** START **
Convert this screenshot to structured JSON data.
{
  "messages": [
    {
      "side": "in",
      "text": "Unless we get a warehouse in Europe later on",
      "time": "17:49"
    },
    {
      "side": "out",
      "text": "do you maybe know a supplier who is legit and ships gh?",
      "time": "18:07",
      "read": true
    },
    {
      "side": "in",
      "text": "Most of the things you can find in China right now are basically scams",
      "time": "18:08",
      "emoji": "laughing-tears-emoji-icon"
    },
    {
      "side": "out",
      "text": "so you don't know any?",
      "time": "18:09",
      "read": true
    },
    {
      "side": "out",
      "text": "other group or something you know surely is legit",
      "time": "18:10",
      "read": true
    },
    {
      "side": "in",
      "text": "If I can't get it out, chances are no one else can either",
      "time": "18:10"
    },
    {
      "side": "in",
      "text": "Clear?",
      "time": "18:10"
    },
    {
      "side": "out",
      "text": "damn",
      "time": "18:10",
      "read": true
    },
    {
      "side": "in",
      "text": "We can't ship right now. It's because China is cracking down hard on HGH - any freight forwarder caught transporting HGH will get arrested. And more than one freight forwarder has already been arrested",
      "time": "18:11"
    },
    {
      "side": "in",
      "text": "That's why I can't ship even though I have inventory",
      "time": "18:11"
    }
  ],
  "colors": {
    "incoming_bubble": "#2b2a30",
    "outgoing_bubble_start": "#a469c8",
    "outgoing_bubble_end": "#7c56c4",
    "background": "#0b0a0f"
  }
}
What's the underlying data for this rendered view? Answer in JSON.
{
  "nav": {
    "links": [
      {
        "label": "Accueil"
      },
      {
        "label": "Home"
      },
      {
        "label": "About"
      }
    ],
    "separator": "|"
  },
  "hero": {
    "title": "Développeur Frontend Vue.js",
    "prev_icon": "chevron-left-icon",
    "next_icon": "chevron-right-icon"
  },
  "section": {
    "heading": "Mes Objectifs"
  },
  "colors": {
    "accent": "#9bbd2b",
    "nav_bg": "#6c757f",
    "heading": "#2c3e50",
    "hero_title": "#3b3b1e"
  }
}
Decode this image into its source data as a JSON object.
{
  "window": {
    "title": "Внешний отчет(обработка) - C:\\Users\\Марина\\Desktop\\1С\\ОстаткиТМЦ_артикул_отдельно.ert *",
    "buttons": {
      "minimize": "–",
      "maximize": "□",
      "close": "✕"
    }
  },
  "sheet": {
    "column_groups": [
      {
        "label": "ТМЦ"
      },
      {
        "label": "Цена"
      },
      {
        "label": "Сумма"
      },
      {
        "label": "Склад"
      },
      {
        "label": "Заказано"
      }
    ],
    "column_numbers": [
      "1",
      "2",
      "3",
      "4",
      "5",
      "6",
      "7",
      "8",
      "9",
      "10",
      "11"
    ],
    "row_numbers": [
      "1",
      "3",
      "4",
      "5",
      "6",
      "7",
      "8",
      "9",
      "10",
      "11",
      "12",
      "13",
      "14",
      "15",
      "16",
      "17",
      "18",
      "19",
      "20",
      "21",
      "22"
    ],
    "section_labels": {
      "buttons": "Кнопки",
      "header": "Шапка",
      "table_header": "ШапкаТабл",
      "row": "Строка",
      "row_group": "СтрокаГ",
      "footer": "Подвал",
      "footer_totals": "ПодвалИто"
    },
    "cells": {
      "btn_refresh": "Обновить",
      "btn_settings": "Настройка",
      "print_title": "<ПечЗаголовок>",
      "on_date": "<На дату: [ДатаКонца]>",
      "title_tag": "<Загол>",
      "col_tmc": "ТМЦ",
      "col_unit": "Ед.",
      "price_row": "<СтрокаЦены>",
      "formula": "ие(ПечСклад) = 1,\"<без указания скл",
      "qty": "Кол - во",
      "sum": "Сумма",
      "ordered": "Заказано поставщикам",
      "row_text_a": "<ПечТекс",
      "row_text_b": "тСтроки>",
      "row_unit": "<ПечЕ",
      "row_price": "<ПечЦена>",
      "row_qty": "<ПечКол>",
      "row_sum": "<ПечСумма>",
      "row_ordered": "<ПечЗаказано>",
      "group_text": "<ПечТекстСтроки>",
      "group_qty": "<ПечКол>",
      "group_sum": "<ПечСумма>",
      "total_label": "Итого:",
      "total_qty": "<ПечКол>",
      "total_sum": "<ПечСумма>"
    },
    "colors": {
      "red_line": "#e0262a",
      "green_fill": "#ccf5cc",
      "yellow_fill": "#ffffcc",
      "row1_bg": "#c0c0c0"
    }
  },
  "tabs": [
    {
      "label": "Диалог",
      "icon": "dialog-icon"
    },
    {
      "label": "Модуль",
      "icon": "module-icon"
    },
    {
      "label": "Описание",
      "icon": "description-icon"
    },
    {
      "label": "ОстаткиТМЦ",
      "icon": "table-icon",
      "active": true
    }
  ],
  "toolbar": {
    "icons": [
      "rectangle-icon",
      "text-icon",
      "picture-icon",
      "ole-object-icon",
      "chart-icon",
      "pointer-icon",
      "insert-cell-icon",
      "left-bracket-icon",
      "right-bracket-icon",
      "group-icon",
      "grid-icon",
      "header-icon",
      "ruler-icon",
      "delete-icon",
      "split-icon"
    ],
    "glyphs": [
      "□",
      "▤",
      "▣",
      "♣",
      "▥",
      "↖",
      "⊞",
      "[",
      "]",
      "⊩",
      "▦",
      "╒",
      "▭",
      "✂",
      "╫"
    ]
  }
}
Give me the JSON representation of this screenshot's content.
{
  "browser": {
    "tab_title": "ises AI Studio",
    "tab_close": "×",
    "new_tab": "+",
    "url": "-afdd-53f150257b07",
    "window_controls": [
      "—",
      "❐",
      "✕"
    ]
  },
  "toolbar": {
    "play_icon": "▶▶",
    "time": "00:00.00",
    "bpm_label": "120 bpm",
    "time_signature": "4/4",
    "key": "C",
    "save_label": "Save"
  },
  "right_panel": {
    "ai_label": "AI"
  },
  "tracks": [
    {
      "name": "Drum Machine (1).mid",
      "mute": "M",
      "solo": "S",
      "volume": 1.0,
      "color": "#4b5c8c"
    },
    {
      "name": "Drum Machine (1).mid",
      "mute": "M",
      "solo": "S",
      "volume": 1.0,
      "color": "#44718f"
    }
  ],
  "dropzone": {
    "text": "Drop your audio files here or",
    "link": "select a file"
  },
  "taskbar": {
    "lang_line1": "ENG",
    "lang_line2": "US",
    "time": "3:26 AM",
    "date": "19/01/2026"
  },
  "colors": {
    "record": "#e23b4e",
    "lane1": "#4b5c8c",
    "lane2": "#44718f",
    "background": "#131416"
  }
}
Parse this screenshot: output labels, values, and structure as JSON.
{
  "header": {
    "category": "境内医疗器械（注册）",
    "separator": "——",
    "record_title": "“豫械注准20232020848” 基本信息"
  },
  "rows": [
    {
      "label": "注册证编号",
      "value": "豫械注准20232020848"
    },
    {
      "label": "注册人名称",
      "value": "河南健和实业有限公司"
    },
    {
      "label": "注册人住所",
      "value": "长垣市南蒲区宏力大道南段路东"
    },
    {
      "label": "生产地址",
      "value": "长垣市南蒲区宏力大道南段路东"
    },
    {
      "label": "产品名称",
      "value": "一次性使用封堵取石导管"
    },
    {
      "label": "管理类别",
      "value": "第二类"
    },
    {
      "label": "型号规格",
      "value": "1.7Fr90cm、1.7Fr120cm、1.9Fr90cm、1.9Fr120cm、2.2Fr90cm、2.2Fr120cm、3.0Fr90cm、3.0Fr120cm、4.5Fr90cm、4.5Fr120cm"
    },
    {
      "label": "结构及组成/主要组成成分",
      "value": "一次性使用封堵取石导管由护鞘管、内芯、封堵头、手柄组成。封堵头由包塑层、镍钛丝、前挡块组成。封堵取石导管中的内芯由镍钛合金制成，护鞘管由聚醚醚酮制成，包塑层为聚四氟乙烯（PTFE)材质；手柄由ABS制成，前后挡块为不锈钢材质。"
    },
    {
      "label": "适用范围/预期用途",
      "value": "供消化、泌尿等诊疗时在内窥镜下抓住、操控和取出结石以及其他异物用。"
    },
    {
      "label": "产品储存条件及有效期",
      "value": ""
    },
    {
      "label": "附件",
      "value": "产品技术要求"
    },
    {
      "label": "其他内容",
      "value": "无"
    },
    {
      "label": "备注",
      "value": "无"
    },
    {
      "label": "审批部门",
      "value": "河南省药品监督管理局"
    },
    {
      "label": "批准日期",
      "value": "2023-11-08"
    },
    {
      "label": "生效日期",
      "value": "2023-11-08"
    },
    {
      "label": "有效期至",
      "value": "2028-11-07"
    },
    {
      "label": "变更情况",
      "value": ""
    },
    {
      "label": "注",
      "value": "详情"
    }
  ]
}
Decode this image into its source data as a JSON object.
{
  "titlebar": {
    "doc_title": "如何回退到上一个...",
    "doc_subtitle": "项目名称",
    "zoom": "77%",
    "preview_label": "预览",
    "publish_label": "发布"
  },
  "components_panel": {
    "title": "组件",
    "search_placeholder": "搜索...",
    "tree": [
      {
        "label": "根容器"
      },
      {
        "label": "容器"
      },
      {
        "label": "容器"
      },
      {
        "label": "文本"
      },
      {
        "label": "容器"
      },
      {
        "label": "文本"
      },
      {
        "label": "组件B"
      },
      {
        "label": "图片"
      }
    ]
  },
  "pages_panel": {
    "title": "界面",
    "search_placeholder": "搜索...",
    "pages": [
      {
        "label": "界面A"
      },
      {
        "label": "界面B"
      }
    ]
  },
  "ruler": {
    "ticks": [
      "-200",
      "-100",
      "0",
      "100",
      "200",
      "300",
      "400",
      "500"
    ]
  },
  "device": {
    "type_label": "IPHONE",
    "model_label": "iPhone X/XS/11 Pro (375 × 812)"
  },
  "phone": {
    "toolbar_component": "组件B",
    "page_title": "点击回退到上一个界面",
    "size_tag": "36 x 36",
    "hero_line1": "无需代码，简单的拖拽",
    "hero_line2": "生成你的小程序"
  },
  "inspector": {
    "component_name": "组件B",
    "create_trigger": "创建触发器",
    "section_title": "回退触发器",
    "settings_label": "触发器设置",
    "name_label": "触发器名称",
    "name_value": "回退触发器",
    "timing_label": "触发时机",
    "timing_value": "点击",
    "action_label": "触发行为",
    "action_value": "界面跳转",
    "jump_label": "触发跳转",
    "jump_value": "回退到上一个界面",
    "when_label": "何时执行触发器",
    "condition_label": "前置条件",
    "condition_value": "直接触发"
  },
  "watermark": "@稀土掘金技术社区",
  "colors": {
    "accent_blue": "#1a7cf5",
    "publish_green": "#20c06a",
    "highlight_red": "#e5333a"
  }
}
** END **
TASK GOAL
Reproduce each line of the material containing the word "回退触发器".

REPLY TO THE EXERCISE
    "section_title": "回退触发器",
    "name_value": "回退触发器",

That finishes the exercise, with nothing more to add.